■ Exercise task ■
Can you output the material exactly as written, minus any pictures it holds?

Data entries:
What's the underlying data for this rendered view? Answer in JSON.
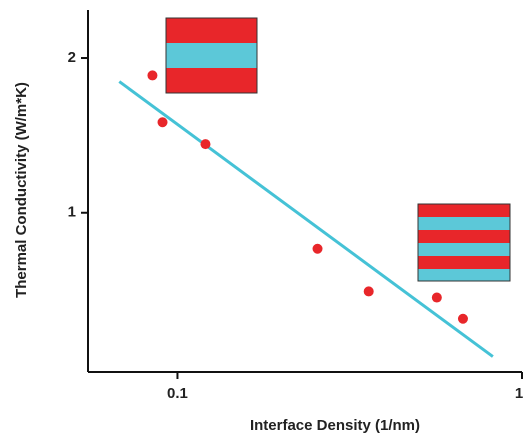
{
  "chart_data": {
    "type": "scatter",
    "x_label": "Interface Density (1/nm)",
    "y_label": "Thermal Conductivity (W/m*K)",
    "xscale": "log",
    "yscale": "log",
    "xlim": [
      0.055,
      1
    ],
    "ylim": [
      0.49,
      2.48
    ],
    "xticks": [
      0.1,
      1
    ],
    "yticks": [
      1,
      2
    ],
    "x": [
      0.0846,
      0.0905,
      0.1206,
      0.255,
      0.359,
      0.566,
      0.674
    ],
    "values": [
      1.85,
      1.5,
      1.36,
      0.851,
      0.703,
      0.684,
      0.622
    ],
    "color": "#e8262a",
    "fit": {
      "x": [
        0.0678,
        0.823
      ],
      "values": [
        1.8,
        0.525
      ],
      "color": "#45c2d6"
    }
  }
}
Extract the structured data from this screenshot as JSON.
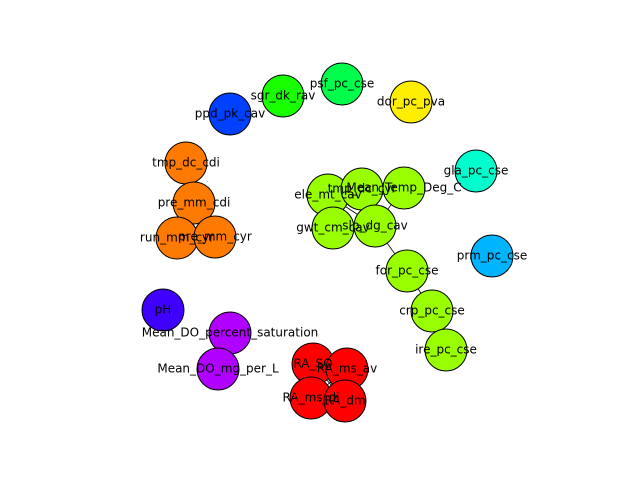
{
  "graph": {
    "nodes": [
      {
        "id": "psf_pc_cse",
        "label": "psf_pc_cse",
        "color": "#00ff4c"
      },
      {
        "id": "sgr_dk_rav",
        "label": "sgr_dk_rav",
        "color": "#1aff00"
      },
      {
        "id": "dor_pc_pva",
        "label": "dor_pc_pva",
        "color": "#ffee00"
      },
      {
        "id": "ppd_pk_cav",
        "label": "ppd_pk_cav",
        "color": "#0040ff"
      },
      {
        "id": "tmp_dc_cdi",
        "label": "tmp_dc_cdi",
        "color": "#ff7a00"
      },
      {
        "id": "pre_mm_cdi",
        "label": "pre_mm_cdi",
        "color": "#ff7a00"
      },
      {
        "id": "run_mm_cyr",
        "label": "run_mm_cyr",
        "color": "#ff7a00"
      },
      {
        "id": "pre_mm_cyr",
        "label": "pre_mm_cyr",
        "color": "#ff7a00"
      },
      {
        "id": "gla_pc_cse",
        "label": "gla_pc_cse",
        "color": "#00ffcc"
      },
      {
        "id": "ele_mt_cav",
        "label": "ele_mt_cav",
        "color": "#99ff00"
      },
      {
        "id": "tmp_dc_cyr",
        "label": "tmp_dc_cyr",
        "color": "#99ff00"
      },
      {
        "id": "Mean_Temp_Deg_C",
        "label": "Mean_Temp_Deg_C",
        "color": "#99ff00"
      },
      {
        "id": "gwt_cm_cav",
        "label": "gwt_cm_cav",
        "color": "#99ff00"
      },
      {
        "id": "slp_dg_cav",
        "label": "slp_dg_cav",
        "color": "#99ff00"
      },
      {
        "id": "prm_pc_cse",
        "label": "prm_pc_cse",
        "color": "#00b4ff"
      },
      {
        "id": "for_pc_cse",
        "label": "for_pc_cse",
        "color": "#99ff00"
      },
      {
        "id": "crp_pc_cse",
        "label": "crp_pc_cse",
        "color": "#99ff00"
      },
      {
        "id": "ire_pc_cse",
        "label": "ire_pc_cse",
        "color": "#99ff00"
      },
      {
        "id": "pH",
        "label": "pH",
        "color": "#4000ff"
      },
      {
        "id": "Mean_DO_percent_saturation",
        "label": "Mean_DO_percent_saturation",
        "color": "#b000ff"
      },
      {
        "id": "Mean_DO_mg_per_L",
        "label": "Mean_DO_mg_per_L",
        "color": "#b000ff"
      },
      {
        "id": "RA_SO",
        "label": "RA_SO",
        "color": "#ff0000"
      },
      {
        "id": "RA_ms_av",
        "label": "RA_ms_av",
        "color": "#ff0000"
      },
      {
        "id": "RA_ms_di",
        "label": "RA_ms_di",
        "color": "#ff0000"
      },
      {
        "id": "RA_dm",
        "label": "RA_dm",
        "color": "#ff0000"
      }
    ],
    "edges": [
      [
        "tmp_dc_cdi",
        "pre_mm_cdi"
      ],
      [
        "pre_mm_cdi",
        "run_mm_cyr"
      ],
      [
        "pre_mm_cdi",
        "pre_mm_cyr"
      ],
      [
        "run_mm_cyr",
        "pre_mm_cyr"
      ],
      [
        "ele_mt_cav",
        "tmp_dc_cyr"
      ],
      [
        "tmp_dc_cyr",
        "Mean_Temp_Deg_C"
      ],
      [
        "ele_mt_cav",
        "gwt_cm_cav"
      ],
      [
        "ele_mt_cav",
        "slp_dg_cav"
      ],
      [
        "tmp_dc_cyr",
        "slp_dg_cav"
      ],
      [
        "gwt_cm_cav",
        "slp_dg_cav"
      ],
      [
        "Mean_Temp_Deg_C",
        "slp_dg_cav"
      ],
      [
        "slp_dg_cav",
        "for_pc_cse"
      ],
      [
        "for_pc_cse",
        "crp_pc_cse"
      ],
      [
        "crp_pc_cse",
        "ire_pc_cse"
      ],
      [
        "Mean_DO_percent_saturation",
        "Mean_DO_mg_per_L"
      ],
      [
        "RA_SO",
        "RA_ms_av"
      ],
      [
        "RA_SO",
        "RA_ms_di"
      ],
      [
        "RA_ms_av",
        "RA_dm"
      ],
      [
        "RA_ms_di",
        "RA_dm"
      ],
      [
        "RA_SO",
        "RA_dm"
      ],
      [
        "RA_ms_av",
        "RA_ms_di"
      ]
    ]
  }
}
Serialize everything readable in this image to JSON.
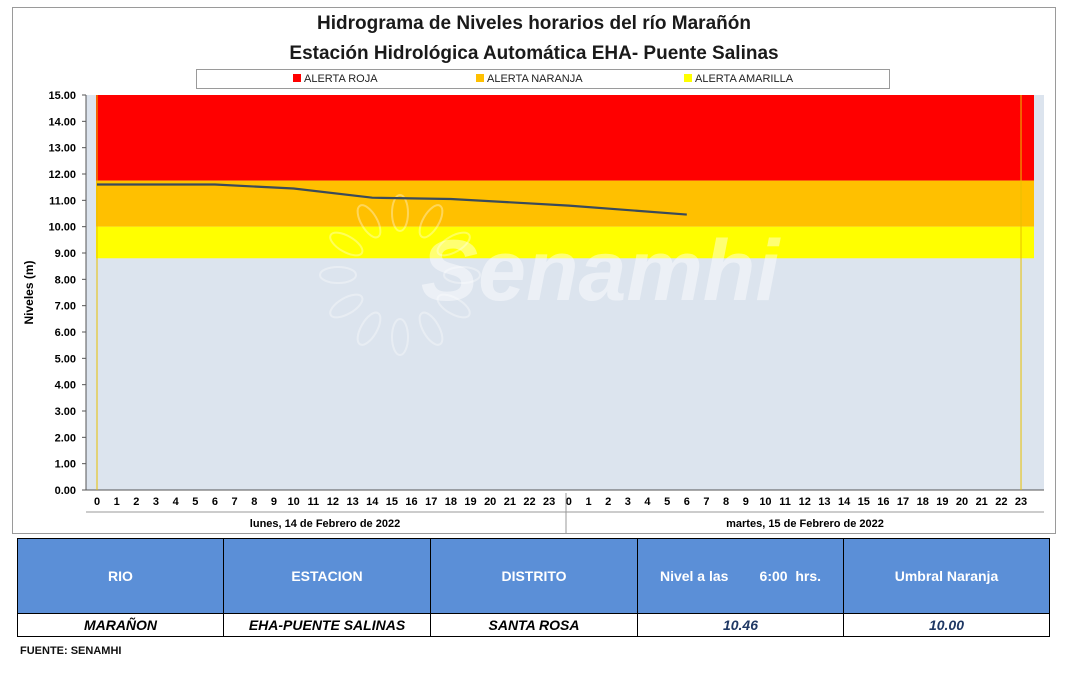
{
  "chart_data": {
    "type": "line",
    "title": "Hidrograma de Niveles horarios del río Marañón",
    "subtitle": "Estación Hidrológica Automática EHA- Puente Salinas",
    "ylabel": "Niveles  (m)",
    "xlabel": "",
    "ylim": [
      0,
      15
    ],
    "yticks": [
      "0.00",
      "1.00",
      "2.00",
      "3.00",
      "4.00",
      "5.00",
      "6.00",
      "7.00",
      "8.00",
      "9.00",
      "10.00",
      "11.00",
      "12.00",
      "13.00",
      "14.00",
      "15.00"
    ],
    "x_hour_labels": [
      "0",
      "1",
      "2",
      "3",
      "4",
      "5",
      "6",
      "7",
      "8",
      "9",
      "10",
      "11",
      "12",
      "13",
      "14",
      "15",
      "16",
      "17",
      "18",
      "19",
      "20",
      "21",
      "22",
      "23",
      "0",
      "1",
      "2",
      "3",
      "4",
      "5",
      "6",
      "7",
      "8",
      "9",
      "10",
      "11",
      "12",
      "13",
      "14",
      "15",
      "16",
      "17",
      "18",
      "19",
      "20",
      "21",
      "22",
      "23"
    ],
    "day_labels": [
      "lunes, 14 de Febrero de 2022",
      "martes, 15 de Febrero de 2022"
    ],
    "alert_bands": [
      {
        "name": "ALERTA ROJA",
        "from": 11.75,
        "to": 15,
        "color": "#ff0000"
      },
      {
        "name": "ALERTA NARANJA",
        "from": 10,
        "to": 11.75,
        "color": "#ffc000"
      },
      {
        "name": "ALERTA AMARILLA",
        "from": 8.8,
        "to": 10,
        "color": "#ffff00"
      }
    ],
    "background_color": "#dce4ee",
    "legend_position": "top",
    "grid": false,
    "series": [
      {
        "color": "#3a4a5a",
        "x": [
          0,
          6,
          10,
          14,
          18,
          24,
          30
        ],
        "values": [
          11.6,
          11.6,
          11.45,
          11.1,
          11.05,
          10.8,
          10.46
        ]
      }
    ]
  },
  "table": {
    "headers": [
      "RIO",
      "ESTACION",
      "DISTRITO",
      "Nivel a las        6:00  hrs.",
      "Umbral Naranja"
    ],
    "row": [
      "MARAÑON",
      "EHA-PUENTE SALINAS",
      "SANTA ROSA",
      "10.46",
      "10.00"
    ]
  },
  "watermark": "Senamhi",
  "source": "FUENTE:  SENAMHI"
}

■ Result of this exercise ■
What's the underlying data for this rendered view? Answer in JSON.
{
  "chart_data": {
    "type": "scatter",
    "x_label": "Interface Density (1/nm)",
    "y_label": "Thermal Conductivity (W/m*K)",
    "xscale": "log",
    "yscale": "log",
    "xlim": [
      0.055,
      1
    ],
    "ylim": [
      0.49,
      2.48
    ],
    "xticks": [
      0.1,
      1
    ],
    "yticks": [
      1,
      2
    ],
    "x": [
      0.0846,
      0.0905,
      0.1206,
      0.255,
      0.359,
      0.566,
      0.674
    ],
    "values": [
      1.85,
      1.5,
      1.36,
      0.851,
      0.703,
      0.684,
      0.622
    ],
    "color": "#e8262a",
    "fit": {
      "x": [
        0.0678,
        0.823
      ],
      "values": [
        1.8,
        0.525
      ],
      "color": "#45c2d6"
    }
  }
}
Extract the structured data from this screenshot as JSON.
{
  "graph": {
    "nodes": [
      {
        "id": "psf_pc_cse",
        "label": "psf_pc_cse",
        "color": "#00ff4c"
      },
      {
        "id": "sgr_dk_rav",
        "label": "sgr_dk_rav",
        "color": "#1aff00"
      },
      {
        "id": "dor_pc_pva",
        "label": "dor_pc_pva",
        "color": "#ffee00"
      },
      {
        "id": "ppd_pk_cav",
        "label": "ppd_pk_cav",
        "color": "#0040ff"
      },
      {
        "id": "tmp_dc_cdi",
        "label": "tmp_dc_cdi",
        "color": "#ff7a00"
      },
      {
        "id": "pre_mm_cdi",
        "label": "pre_mm_cdi",
        "color": "#ff7a00"
      },
      {
        "id": "run_mm_cyr",
        "label": "run_mm_cyr",
        "color": "#ff7a00"
      },
      {
        "id": "pre_mm_cyr",
        "label": "pre_mm_cyr",
        "color": "#ff7a00"
      },
      {
        "id": "gla_pc_cse",
        "label": "gla_pc_cse",
        "color": "#00ffcc"
      },
      {
        "id": "ele_mt_cav",
        "label": "ele_mt_cav",
        "color": "#99ff00"
      },
      {
        "id": "tmp_dc_cyr",
        "label": "tmp_dc_cyr",
        "color": "#99ff00"
      },
      {
        "id": "Mean_Temp_Deg_C",
        "label": "Mean_Temp_Deg_C",
        "color": "#99ff00"
      },
      {
        "id": "gwt_cm_cav",
        "label": "gwt_cm_cav",
        "color": "#99ff00"
      },
      {
        "id": "slp_dg_cav",
        "label": "slp_dg_cav",
        "color": "#99ff00"
      },
      {
        "id": "prm_pc_cse",
        "label": "prm_pc_cse",
        "color": "#00b4ff"
      },
      {
        "id": "for_pc_cse",
        "label": "for_pc_cse",
        "color": "#99ff00"
      },
      {
        "id": "crp_pc_cse",
        "label": "crp_pc_cse",
        "color": "#99ff00"
      },
      {
        "id": "ire_pc_cse",
        "label": "ire_pc_cse",
        "color": "#99ff00"
      },
      {
        "id": "pH",
        "label": "pH",
        "color": "#4000ff"
      },
      {
        "id": "Mean_DO_percent_saturation",
        "label": "Mean_DO_percent_saturation",
        "color": "#b000ff"
      },
      {
        "id": "Mean_DO_mg_per_L",
        "label": "Mean_DO_mg_per_L",
        "color": "#b000ff"
      },
      {
        "id": "RA_SO",
        "label": "RA_SO",
        "color": "#ff0000"
      },
      {
        "id": "RA_ms_av",
        "label": "RA_ms_av",
        "color": "#ff0000"
      },
      {
        "id": "RA_ms_di",
        "label": "RA_ms_di",
        "color": "#ff0000"
      },
      {
        "id": "RA_dm",
        "label": "RA_dm",
        "color": "#ff0000"
      }
    ],
    "edges": [
      [
        "tmp_dc_cdi",
        "pre_mm_cdi"
      ],
      [
        "pre_mm_cdi",
        "run_mm_cyr"
      ],
      [
        "pre_mm_cdi",
        "pre_mm_cyr"
      ],
      [
        "run_mm_cyr",
        "pre_mm_cyr"
      ],
      [
        "ele_mt_cav",
        "tmp_dc_cyr"
      ],
      [
        "tmp_dc_cyr",
        "Mean_Temp_Deg_C"
      ],
      [
        "ele_mt_cav",
        "gwt_cm_cav"
      ],
      [
        "ele_mt_cav",
        "slp_dg_cav"
      ],
      [
        "tmp_dc_cyr",
        "slp_dg_cav"
      ],
      [
        "gwt_cm_cav",
        "slp_dg_cav"
      ],
      [
        "Mean_Temp_Deg_C",
        "slp_dg_cav"
      ],
      [
        "slp_dg_cav",
        "for_pc_cse"
      ],
      [
        "for_pc_cse",
        "crp_pc_cse"
      ],
      [
        "crp_pc_cse",
        "ire_pc_cse"
      ],
      [
        "Mean_DO_percent_saturation",
        "Mean_DO_mg_per_L"
      ],
      [
        "RA_SO",
        "RA_ms_av"
      ],
      [
        "RA_SO",
        "RA_ms_di"
      ],
      [
        "RA_ms_av",
        "RA_dm"
      ],
      [
        "RA_ms_di",
        "RA_dm"
      ],
      [
        "RA_SO",
        "RA_dm"
      ],
      [
        "RA_ms_av",
        "RA_ms_di"
      ]
    ]
  }
}
Serialize everything readable in this image to JSON.
{
  "chart_data": {
    "type": "line",
    "title": "Hidrograma de Niveles horarios del río Marañón",
    "subtitle": "Estación Hidrológica Automática EHA- Puente Salinas",
    "ylabel": "Niveles  (m)",
    "xlabel": "",
    "ylim": [
      0,
      15
    ],
    "yticks": [
      "0.00",
      "1.00",
      "2.00",
      "3.00",
      "4.00",
      "5.00",
      "6.00",
      "7.00",
      "8.00",
      "9.00",
      "10.00",
      "11.00",
      "12.00",
      "13.00",
      "14.00",
      "15.00"
    ],
    "x_hour_labels": [
      "0",
      "1",
      "2",
      "3",
      "4",
      "5",
      "6",
      "7",
      "8",
      "9",
      "10",
      "11",
      "12",
      "13",
      "14",
      "15",
      "16",
      "17",
      "18",
      "19",
      "20",
      "21",
      "22",
      "23",
      "0",
      "1",
      "2",
      "3",
      "4",
      "5",
      "6",
      "7",
      "8",
      "9",
      "10",
      "11",
      "12",
      "13",
      "14",
      "15",
      "16",
      "17",
      "18",
      "19",
      "20",
      "21",
      "22",
      "23"
    ],
    "day_labels": [
      "lunes, 14 de Febrero de 2022",
      "martes, 15 de Febrero de 2022"
    ],
    "alert_bands": [
      {
        "name": "ALERTA ROJA",
        "from": 11.75,
        "to": 15,
        "color": "#ff0000"
      },
      {
        "name": "ALERTA NARANJA",
        "from": 10,
        "to": 11.75,
        "color": "#ffc000"
      },
      {
        "name": "ALERTA AMARILLA",
        "from": 8.8,
        "to": 10,
        "color": "#ffff00"
      }
    ],
    "background_color": "#dce4ee",
    "legend_position": "top",
    "grid": false,
    "series": [
      {
        "color": "#3a4a5a",
        "x": [
          0,
          6,
          10,
          14,
          18,
          24,
          30
        ],
        "values": [
          11.6,
          11.6,
          11.45,
          11.1,
          11.05,
          10.8,
          10.46
        ]
      }
    ]
  },
  "table": {
    "headers": [
      "RIO",
      "ESTACION",
      "DISTRITO",
      "Nivel a las        6:00  hrs.",
      "Umbral Naranja"
    ],
    "row": [
      "MARAÑON",
      "EHA-PUENTE SALINAS",
      "SANTA ROSA",
      "10.46",
      "10.00"
    ]
  },
  "watermark": "Senamhi",
  "source": "FUENTE:  SENAMHI"
}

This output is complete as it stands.